Reproduce each line from the records that holds "Buschmann".
· · · · · · ·
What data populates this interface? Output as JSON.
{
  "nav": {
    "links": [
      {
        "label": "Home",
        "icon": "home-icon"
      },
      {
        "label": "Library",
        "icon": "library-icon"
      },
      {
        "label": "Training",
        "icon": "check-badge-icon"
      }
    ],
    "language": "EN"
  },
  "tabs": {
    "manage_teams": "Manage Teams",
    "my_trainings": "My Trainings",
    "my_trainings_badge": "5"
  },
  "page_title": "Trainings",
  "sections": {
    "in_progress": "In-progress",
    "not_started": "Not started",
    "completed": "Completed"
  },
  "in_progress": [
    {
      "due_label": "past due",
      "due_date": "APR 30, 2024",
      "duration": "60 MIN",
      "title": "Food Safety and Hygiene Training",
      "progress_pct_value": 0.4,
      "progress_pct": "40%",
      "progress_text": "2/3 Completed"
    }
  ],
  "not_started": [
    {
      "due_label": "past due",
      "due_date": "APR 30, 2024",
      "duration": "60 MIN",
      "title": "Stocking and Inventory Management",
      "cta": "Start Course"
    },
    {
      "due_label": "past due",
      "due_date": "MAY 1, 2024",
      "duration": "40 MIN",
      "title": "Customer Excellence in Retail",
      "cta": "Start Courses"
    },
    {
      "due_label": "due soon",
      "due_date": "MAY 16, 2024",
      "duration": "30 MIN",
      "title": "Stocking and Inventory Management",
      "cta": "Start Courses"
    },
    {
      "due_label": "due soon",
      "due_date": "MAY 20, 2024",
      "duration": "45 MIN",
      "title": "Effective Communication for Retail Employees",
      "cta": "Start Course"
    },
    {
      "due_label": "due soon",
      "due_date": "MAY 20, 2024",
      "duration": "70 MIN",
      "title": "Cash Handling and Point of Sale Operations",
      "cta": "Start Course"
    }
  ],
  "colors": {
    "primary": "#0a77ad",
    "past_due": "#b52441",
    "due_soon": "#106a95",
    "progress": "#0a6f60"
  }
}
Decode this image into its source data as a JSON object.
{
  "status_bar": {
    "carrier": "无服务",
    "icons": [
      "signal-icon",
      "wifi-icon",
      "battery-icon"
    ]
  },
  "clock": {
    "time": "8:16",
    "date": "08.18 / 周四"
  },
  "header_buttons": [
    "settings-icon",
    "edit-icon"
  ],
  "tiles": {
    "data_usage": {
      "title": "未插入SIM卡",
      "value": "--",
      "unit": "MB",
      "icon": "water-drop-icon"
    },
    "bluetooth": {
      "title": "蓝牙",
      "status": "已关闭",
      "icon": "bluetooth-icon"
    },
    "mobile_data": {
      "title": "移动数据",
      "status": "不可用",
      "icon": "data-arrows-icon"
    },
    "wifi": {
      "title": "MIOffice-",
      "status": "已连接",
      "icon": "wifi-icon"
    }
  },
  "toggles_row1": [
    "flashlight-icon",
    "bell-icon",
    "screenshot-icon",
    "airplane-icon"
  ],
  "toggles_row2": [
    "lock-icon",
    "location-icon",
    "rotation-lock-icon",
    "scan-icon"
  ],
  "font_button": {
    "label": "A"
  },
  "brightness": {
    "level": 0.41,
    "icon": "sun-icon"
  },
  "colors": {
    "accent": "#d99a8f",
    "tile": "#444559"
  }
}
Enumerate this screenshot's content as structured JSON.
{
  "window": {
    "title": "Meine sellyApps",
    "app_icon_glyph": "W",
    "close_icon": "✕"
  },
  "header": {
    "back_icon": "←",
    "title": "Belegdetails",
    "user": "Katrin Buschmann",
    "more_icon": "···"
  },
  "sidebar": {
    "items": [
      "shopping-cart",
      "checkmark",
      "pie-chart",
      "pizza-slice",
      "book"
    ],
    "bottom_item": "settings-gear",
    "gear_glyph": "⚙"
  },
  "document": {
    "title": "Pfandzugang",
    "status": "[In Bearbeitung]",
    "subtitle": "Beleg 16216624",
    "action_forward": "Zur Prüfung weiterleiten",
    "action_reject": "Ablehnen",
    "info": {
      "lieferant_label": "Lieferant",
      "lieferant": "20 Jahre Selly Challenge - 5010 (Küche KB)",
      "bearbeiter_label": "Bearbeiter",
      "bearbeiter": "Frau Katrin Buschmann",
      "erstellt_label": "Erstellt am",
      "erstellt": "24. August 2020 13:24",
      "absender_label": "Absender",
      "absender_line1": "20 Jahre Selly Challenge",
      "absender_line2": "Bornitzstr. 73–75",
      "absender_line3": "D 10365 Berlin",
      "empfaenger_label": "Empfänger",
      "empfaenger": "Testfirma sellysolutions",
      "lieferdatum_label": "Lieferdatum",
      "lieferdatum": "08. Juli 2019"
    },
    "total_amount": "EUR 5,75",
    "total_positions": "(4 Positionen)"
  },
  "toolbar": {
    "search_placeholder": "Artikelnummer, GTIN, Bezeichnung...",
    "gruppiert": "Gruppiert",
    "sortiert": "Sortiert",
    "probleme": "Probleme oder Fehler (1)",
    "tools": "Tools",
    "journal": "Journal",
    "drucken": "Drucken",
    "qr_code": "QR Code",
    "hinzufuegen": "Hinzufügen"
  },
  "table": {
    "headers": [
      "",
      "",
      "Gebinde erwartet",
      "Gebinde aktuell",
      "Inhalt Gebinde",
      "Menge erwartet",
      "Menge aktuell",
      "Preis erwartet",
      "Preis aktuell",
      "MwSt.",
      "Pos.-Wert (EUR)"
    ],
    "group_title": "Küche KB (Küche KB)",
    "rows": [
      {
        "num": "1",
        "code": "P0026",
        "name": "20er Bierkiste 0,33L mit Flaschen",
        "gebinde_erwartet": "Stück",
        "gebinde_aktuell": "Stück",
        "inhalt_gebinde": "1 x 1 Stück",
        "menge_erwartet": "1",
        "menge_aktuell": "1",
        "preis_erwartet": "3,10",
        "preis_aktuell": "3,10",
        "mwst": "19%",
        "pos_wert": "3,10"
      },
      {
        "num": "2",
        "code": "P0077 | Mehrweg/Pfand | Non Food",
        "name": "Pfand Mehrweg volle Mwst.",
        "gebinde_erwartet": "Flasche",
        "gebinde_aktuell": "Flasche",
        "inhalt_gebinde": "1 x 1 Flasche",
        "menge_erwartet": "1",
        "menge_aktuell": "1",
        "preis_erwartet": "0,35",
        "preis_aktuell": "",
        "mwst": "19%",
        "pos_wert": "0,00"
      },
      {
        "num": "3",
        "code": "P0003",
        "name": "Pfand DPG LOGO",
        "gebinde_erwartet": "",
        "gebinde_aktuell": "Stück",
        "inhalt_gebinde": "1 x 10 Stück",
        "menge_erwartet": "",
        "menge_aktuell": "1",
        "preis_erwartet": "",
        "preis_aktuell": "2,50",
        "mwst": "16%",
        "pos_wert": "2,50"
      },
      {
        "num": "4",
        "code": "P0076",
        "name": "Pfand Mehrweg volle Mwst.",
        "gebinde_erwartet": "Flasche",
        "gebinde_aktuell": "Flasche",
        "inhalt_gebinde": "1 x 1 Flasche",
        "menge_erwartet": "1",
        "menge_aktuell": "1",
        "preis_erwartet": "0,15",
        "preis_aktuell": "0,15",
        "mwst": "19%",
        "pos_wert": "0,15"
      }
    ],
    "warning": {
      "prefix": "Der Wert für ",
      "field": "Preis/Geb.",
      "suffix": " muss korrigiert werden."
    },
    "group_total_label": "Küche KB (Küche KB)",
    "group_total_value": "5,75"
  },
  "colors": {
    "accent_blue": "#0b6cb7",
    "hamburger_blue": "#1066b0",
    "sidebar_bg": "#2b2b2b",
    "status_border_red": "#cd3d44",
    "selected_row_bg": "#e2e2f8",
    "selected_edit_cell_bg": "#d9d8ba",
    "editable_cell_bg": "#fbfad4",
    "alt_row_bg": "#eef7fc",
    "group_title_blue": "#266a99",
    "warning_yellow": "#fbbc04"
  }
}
· · · · · · ·
- **Answer to the exercise**
    "user": "Katrin Buschmann",
      "bearbeiter": "Frau Katrin Buschmann",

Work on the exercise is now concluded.